> Stated problem: Go through the entries one line at a time, and gather every line that has the word "United".

> Entries shown:
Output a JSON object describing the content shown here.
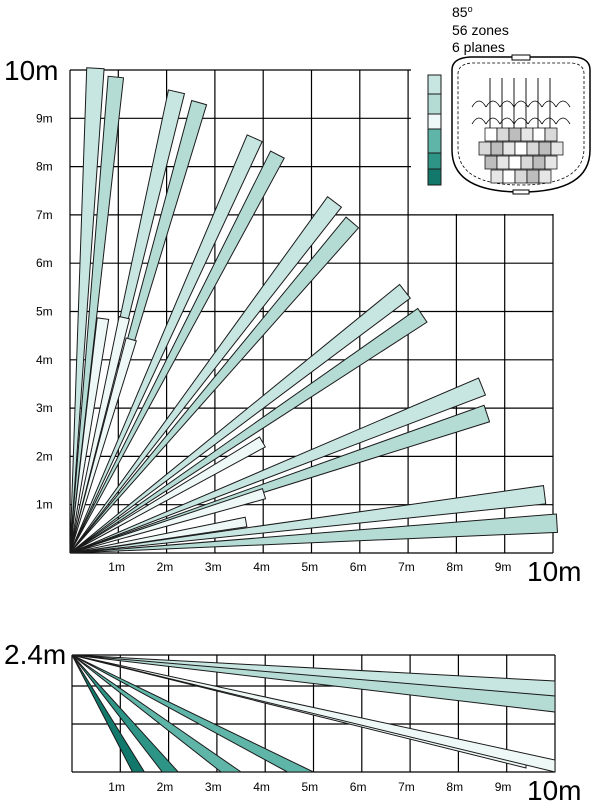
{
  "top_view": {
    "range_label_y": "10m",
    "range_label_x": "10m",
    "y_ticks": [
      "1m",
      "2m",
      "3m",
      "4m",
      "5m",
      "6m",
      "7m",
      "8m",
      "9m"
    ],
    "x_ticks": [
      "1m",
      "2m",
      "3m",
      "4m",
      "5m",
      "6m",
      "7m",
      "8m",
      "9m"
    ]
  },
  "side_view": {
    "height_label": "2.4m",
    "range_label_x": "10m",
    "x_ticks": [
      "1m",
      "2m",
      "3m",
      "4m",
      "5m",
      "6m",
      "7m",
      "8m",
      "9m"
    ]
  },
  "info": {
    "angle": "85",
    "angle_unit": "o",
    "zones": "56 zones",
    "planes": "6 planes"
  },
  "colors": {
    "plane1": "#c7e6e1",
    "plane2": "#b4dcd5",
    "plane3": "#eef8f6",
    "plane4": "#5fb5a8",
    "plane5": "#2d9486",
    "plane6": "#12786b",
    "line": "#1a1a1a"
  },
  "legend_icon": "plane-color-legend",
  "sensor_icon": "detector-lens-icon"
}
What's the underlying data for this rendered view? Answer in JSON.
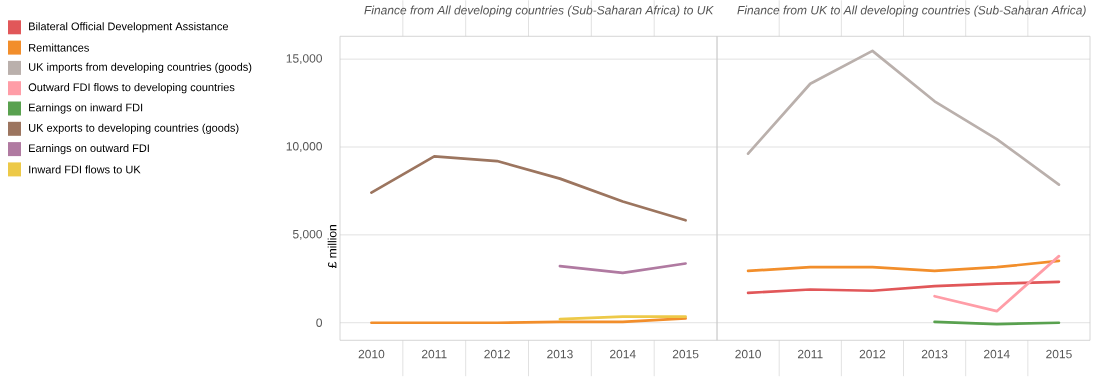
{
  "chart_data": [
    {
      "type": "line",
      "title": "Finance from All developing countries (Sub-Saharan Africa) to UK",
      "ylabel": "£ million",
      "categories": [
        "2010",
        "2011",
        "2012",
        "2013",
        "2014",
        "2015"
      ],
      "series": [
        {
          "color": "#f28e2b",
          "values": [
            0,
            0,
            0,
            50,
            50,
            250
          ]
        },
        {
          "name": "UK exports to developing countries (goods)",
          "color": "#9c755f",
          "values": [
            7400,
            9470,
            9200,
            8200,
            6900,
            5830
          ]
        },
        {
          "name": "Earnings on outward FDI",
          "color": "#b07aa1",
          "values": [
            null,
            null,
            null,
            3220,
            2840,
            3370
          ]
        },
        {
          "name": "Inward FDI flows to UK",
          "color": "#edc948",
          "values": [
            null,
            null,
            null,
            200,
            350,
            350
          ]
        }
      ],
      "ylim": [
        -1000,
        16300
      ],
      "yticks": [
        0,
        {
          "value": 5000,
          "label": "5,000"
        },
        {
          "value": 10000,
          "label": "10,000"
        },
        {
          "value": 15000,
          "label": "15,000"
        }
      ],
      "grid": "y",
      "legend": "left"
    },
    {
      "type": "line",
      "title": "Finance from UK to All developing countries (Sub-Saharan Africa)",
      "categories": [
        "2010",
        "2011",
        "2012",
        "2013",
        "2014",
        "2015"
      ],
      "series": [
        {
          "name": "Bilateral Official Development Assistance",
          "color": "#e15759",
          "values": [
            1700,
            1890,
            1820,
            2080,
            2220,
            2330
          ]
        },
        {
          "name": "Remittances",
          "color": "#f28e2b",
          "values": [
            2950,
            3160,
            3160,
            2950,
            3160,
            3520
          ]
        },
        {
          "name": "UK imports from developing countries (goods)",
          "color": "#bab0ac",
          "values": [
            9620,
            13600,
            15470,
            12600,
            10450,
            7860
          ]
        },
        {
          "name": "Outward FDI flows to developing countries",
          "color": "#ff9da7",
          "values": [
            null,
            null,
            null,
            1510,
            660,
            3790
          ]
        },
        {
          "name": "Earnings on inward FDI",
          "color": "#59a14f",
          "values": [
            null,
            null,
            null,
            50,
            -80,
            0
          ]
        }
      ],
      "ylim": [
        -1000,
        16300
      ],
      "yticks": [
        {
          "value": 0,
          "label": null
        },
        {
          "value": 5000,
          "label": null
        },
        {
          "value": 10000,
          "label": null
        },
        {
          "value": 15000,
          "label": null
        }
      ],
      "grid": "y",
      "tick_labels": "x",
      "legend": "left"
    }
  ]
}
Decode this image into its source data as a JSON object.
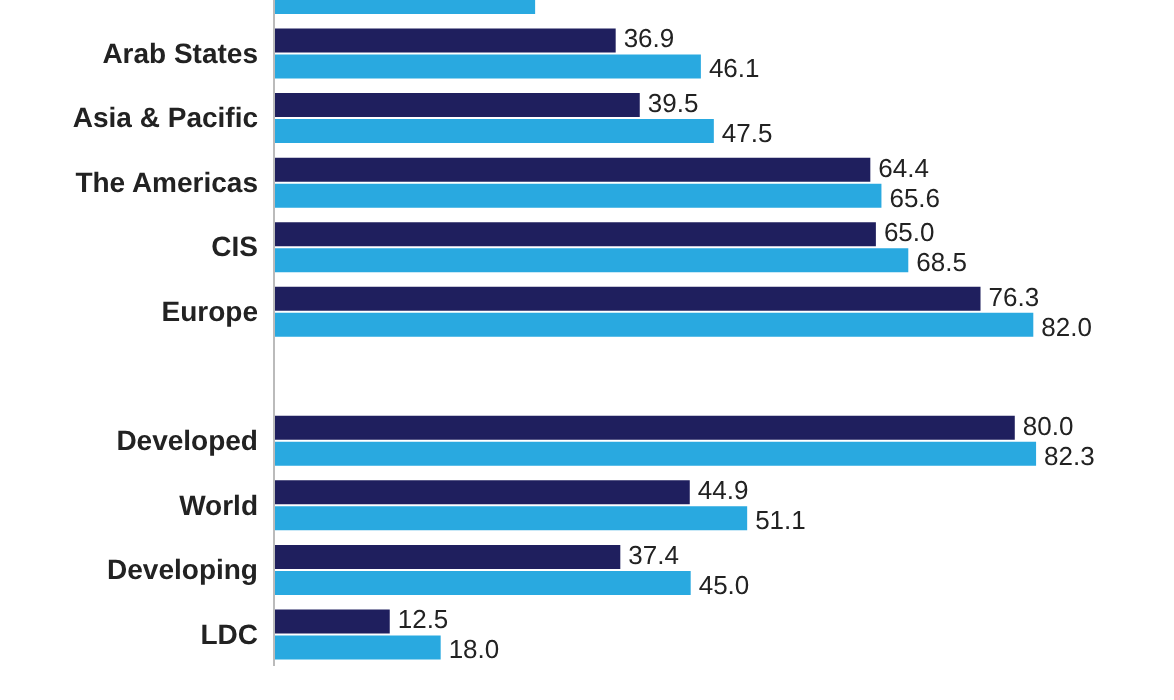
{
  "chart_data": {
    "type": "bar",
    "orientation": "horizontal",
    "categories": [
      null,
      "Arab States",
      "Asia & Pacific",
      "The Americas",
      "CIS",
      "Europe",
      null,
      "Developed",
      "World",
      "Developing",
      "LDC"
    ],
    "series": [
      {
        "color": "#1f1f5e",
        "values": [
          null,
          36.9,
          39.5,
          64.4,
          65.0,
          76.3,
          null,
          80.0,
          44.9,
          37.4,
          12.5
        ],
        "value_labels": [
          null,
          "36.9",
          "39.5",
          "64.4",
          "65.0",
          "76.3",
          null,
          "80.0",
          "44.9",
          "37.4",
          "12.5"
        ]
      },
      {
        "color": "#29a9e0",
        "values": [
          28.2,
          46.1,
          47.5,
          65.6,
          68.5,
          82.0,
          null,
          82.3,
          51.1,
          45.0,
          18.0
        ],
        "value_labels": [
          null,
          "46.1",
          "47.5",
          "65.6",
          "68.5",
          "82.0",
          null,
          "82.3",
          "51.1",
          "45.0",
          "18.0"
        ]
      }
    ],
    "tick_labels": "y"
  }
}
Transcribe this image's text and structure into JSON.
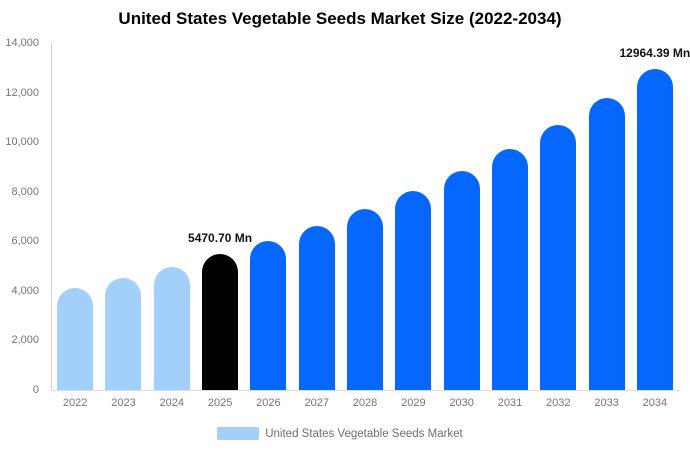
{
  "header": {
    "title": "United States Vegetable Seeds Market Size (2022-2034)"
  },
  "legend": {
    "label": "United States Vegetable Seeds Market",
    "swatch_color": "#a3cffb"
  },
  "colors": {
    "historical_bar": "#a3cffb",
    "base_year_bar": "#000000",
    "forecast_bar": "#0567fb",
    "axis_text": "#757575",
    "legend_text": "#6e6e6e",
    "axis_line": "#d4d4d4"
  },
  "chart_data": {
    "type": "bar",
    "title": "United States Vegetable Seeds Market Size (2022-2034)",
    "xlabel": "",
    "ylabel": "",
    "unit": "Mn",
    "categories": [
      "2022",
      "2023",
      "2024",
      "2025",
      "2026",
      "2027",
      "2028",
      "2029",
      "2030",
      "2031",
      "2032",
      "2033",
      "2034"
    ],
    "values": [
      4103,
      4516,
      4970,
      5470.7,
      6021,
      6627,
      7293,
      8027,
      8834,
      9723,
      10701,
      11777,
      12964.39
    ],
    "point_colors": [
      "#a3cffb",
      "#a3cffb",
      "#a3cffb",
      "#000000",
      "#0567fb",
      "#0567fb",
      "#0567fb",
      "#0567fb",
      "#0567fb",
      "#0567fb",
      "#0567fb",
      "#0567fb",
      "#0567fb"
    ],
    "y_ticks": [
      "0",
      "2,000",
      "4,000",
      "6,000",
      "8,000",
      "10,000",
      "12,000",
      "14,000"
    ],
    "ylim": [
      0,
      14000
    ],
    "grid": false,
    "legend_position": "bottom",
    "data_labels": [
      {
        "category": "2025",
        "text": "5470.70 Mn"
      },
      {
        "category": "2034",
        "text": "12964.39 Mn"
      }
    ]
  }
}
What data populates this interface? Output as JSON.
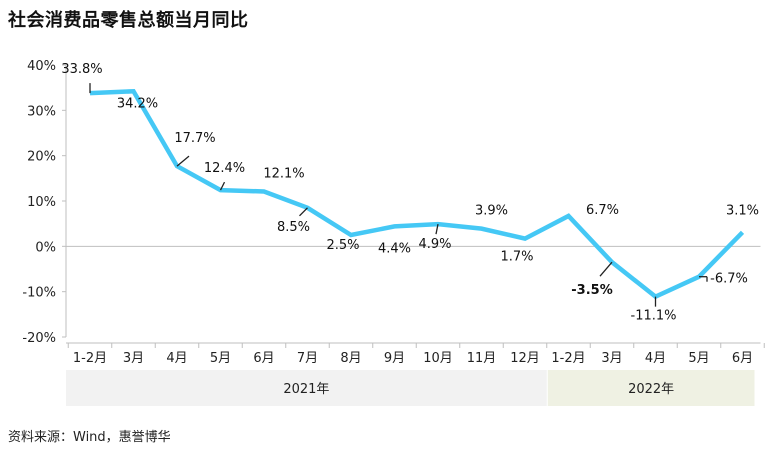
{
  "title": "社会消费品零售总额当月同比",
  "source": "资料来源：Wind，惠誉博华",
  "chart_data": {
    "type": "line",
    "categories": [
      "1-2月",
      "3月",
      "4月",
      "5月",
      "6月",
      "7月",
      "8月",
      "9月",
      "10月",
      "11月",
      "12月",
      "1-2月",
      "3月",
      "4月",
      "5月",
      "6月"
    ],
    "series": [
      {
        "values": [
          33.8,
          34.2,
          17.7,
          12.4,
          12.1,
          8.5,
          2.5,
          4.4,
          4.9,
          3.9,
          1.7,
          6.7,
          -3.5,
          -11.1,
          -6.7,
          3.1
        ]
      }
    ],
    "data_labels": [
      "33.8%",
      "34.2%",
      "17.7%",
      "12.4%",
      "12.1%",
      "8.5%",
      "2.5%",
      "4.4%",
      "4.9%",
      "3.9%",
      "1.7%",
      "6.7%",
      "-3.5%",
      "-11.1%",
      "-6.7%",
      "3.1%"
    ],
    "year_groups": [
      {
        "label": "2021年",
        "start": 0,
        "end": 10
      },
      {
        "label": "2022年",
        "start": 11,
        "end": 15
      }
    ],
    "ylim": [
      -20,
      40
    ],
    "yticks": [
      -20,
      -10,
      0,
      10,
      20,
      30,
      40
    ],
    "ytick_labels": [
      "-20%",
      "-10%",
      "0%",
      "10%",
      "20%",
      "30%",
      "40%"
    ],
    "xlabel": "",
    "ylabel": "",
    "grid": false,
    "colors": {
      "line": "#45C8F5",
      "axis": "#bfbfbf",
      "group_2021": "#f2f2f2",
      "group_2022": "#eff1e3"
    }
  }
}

> Completed exercise:
    "title": "United States Vegetable Seeds Market Size (2022-2034)"
    "label": "United States Vegetable Seeds Market",
    "title": "United States Vegetable Seeds Market Size (2022-2034)",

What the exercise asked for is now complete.